[begin Extract]
Re the Atlantic article - very interesting. Things have got worse for women since the early gains in the 70s /80s. I think the problem lies in leaving diversity to the education sector. It has never protected or encouraged women- unless women only schools. In the 70s and 80s the big computer companies recruited grads from any discipline and cross trained the technical knowledge. That stopped with the rise of PCs.

Unless financial incentives and consequences are applied, there will be no change. Unless of course we get a whole raft of TIMs recruited under the women's quota. The financial incentives have always been the motivation for diversity, like it or not and as soon as the incentives stop, so does diversity - no matter how much people point it out - as the article says, highlighting it seems to cement it as "normal":

A 2010 study, “The Paradox of Meritocracy in Organizations,” found that in cultures that espouse meritocracy, managers may in fact “show greater bias in favor of men over equally performing women.” In a series of three experiments, the researchers presented participants with profiles of similarly performing individuals of both genders, and asked them to award bonuses. The researchers found that telling participants that their company valued merit-based decisions only increased the likelihood of their giving higher bonuses to the men.

The study authors considered several alternative explanations for the low numbers of women in those fields—including that women might not want to work long hours and that there might be more men at the high end of the aptitude spectrum, an idea notoriously put forward in 2005 by then–Harvard President Larry Summers.
[end Extract]
* **Instruction 1**
List every year or decade that the comment mentions, in the order they first appear.
[begin Information shown]
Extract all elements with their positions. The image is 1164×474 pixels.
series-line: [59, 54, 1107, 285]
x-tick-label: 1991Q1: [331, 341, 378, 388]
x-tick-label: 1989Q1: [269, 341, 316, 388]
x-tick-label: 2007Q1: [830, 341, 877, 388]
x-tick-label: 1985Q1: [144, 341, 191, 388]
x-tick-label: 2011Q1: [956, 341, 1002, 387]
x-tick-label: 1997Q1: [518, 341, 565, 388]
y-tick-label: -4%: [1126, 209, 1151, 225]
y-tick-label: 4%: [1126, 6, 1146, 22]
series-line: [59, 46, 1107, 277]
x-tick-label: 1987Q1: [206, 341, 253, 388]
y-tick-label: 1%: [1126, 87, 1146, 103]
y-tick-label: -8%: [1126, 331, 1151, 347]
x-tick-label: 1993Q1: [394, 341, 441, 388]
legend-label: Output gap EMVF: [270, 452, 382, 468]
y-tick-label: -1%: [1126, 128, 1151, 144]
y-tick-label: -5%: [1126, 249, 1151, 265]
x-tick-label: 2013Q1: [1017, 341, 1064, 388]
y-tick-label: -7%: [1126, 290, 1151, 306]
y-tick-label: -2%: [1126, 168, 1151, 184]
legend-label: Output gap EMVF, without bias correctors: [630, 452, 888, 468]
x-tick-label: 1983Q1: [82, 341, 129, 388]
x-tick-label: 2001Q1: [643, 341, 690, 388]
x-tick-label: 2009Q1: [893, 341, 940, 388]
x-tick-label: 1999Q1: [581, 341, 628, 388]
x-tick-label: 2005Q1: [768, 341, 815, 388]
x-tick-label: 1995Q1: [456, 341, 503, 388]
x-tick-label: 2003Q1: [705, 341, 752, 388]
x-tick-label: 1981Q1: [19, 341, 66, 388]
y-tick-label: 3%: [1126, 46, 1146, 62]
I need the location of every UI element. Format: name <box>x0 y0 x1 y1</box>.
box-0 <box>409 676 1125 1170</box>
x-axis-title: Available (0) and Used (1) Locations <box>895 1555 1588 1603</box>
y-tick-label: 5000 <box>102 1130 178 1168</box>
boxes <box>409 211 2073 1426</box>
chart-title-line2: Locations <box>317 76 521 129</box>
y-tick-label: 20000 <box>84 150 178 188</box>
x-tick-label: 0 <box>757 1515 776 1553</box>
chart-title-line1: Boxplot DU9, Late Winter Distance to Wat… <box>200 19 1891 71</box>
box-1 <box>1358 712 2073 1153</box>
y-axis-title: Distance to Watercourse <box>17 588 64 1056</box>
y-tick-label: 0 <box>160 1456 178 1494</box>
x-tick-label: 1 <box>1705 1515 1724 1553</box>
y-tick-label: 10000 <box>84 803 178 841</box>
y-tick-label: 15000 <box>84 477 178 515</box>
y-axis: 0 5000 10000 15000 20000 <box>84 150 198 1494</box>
[end Information shown]
* **Instruction 2**
Put the rows into a numbered list, leaving out blank lines. Begin at the first line of the rows and stop after the line that contains "legend-label: Output gap EMVF, without".

* **Task response 1**
1. the 70s
2. the 80s
3. 2010
4. 2005

* **Task response 2**
1. Extract all elements with their positions. The image is 1164×474 pixels.
2. series-line: [59, 54, 1107, 285]
3. x-tick-label: 1991Q1: [331, 341, 378, 388]
4. x-tick-label: 1989Q1: [269, 341, 316, 388]
5. x-tick-label: 2007Q1: [830, 341, 877, 388]
6. x-tick-label: 1985Q1: [144, 341, 191, 388]
7. x-tick-label: 2011Q1: [956, 341, 1002, 387]
8. x-tick-label: 1997Q1: [518, 341, 565, 388]
9. y-tick-label: -4%: [1126, 209, 1151, 225]
10. y-tick-label: 4%: [1126, 6, 1146, 22]
11. series-line: [59, 46, 1107, 277]
12. x-tick-label: 1987Q1: [206, 341, 253, 388]
13. y-tick-label: 1%: [1126, 87, 1146, 103]
14. y-tick-label: -8%: [1126, 331, 1151, 347]
15. x-tick-label: 1993Q1: [394, 341, 441, 388]
16. legend-label: Output gap EMVF: [270, 452, 382, 468]
17. y-tick-label: -1%: [1126, 128, 1151, 144]
18. y-tick-label: -5%: [1126, 249, 1151, 265]
19. x-tick-label: 2013Q1: [1017, 341, 1064, 388]
20. y-tick-label: -7%: [1126, 290, 1151, 306]
21. y-tick-label: -2%: [1126, 168, 1151, 184]
22. legend-label: Output gap EMVF, without bias correctors: [630, 452, 888, 468]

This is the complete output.